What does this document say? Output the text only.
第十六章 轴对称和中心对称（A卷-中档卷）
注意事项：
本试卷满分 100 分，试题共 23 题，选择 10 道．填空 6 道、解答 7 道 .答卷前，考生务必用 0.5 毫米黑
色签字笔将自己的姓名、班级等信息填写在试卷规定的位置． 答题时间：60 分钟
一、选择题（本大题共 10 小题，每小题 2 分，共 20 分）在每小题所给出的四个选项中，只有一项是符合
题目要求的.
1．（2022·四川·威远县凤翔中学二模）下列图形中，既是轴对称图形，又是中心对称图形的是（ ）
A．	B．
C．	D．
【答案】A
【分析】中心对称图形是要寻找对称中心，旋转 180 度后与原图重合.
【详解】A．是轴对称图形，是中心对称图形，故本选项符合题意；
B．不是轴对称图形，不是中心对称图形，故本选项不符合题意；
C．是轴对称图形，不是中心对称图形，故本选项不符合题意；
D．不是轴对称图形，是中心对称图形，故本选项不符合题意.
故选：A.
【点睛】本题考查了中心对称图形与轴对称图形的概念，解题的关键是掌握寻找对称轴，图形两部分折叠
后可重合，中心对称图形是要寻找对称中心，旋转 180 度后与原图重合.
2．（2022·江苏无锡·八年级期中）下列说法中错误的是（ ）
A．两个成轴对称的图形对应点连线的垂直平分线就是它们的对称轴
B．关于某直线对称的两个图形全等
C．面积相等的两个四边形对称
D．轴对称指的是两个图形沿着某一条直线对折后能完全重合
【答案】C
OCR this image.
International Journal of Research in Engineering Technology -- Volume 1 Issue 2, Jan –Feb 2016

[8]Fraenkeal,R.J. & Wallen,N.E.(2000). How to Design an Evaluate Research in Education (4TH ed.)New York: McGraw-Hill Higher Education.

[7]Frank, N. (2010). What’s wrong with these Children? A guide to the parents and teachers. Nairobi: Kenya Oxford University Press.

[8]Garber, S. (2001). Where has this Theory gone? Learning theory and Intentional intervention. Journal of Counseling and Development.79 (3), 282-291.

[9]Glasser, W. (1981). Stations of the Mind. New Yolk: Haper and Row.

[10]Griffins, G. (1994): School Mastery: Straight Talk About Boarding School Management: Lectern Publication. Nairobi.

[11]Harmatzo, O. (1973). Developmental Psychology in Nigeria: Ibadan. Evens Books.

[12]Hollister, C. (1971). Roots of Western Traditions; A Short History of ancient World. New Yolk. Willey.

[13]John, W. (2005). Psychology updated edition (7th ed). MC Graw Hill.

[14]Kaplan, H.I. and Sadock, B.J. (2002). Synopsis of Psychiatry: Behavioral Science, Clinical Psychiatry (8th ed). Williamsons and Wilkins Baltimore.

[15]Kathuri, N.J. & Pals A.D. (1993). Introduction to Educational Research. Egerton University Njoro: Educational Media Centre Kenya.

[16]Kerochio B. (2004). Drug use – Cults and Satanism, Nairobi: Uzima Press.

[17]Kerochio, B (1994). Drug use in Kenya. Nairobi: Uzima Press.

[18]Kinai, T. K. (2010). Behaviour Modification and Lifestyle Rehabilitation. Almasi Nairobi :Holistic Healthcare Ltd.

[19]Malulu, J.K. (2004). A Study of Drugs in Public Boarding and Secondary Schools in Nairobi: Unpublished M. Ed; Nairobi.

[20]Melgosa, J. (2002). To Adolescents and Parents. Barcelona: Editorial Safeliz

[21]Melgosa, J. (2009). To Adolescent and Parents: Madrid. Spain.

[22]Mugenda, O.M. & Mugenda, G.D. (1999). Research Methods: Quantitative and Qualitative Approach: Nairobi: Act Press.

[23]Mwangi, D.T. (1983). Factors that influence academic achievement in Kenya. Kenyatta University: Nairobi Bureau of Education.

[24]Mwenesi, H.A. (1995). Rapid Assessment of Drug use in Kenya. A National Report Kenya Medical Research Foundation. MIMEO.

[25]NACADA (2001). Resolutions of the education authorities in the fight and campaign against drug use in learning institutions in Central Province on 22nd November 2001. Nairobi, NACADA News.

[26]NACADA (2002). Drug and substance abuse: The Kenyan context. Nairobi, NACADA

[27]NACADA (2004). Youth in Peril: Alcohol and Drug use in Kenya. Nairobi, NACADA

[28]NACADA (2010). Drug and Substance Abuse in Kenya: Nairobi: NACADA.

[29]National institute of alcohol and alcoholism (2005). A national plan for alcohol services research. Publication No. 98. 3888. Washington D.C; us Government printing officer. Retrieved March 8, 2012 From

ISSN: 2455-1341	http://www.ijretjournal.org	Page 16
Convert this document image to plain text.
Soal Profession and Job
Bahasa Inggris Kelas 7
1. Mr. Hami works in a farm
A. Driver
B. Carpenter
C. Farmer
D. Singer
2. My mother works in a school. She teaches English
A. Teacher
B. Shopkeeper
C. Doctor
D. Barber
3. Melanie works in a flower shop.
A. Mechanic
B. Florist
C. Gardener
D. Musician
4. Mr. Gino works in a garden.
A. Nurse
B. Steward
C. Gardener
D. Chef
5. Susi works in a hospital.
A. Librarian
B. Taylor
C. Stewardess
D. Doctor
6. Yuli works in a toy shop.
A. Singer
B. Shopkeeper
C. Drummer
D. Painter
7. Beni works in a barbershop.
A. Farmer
· · · · ·
> [DESCRIPTION OF THE TASK]: Return every line of the preceding records in which the word "中心对称图形是要寻找对称中心" appears.

> [EXERCISE RESULT]:
【分析】中心对称图形是要寻找对称中心，旋转 180 度后与原图重合.
后可重合，中心对称图形是要寻找对称中心，旋转 180 度后与原图重合.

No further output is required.